Find each line holding "screenshot" and copy it out.
┌──
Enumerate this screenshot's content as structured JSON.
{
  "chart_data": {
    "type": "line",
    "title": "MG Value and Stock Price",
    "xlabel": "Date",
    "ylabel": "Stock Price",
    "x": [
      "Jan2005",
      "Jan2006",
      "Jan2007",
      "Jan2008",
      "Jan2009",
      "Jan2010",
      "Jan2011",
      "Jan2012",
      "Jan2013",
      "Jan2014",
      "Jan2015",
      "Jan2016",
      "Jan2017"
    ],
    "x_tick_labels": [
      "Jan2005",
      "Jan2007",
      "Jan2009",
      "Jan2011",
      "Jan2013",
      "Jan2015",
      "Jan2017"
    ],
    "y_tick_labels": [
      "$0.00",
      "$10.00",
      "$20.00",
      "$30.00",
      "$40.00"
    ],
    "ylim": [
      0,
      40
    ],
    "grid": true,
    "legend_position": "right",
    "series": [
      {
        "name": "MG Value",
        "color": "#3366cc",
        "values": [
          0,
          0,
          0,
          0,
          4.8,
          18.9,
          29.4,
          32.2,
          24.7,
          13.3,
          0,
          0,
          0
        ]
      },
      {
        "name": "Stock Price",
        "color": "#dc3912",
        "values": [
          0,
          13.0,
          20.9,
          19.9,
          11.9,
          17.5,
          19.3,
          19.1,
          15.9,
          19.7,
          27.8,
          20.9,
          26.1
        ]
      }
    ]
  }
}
└──
┌──
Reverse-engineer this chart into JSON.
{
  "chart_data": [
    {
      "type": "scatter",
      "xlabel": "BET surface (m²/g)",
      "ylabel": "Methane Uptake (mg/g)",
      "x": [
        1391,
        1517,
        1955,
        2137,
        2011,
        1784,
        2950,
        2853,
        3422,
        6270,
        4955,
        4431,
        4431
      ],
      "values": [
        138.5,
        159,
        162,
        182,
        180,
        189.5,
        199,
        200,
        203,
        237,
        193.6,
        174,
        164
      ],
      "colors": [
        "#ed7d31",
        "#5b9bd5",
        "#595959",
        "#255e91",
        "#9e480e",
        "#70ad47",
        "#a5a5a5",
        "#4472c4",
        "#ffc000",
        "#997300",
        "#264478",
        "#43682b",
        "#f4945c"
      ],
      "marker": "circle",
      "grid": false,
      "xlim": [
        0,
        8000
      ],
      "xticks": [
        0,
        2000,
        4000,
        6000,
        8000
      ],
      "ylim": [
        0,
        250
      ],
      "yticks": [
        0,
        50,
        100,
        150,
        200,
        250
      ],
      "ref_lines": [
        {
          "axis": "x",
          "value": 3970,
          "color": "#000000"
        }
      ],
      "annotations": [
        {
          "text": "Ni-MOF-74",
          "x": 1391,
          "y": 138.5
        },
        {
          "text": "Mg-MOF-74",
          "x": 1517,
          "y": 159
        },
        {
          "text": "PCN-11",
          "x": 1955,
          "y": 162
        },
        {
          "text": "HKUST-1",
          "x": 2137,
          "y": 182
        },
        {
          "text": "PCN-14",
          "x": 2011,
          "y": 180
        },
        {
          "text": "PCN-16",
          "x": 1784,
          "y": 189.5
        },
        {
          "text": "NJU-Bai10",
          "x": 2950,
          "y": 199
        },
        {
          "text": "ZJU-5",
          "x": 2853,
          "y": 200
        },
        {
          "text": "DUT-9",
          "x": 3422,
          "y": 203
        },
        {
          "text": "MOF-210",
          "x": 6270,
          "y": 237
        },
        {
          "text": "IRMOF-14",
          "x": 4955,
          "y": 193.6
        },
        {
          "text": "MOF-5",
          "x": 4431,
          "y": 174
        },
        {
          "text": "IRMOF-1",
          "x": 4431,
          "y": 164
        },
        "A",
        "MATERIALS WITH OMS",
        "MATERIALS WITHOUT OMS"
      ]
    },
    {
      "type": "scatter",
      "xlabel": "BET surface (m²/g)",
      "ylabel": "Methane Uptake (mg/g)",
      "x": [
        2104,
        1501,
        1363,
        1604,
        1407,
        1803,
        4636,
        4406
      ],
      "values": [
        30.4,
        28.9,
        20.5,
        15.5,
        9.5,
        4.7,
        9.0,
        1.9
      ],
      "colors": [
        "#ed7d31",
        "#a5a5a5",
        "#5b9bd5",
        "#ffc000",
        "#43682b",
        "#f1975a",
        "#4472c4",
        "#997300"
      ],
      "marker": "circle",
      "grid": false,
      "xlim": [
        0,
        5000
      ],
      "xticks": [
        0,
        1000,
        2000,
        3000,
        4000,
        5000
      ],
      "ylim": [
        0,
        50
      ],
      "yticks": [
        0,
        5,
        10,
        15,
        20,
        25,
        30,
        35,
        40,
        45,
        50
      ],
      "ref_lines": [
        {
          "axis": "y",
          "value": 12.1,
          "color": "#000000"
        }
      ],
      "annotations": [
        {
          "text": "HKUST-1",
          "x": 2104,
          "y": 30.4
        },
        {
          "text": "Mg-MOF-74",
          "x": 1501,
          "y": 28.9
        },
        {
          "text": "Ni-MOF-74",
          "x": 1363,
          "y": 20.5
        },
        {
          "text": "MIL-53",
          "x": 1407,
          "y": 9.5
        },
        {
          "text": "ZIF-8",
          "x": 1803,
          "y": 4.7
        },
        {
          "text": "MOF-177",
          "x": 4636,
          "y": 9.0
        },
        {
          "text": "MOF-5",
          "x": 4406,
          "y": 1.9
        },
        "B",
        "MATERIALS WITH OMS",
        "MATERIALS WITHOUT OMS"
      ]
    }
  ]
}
└──
┌──
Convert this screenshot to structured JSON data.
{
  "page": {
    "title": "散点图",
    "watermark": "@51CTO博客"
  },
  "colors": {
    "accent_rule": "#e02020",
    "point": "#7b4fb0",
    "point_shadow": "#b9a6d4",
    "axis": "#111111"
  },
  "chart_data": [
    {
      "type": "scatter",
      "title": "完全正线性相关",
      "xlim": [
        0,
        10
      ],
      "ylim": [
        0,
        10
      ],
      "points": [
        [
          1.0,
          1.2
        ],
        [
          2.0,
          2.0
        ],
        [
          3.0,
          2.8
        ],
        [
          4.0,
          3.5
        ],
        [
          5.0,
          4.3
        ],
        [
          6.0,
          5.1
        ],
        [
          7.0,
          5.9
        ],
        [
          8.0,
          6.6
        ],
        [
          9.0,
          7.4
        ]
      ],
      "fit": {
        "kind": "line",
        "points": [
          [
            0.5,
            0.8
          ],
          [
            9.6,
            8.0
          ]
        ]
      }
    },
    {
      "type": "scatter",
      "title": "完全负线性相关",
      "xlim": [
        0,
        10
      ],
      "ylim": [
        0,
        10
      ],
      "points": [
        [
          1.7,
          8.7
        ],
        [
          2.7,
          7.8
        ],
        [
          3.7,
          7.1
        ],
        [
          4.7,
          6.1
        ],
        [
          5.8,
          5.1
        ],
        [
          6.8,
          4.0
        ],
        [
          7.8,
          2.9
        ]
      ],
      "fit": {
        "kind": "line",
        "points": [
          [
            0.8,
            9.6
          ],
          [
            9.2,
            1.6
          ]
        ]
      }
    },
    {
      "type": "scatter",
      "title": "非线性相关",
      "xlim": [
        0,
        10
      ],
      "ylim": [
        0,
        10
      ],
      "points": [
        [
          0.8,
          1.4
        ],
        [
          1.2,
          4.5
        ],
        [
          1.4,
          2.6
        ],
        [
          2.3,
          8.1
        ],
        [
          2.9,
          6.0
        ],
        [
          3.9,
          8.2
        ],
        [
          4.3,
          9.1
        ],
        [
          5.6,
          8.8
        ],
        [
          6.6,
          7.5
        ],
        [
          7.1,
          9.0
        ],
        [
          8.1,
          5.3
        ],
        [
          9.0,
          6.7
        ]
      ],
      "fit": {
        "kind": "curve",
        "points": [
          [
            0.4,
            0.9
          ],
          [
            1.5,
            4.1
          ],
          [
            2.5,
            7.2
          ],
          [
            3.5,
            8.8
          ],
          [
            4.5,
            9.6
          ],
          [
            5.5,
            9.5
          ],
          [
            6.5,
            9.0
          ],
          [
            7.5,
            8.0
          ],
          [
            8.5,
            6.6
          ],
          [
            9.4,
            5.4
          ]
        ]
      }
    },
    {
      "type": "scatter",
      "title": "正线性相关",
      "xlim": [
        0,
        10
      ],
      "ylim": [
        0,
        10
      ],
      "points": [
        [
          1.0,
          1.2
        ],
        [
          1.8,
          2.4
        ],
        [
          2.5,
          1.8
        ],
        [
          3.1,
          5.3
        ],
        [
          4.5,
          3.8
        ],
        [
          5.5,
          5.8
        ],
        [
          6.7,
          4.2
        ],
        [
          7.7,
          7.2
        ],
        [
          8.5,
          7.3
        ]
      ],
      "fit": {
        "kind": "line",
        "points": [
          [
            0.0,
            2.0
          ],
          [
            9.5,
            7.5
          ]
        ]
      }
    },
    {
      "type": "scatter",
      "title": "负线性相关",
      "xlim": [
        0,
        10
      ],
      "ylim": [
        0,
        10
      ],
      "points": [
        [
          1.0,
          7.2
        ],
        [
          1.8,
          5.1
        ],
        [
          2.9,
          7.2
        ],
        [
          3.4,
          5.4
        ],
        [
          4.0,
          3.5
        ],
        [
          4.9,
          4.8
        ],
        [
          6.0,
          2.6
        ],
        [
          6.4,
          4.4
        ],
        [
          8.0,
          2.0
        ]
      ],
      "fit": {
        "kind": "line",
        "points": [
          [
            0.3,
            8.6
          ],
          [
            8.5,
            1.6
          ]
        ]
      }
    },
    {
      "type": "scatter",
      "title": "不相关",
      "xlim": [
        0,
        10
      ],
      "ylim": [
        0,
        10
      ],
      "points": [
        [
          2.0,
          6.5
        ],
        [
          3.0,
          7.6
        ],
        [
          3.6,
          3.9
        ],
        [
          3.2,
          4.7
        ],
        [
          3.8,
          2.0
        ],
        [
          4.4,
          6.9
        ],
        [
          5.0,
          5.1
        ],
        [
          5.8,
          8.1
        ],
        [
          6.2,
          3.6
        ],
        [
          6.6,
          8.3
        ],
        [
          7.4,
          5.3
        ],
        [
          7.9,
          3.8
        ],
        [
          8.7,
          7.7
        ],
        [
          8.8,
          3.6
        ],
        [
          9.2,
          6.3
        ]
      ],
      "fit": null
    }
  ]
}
└──
REPLY =>
Enumerate this screenshot's content as structured JSON.
Convert this screenshot to structured JSON data.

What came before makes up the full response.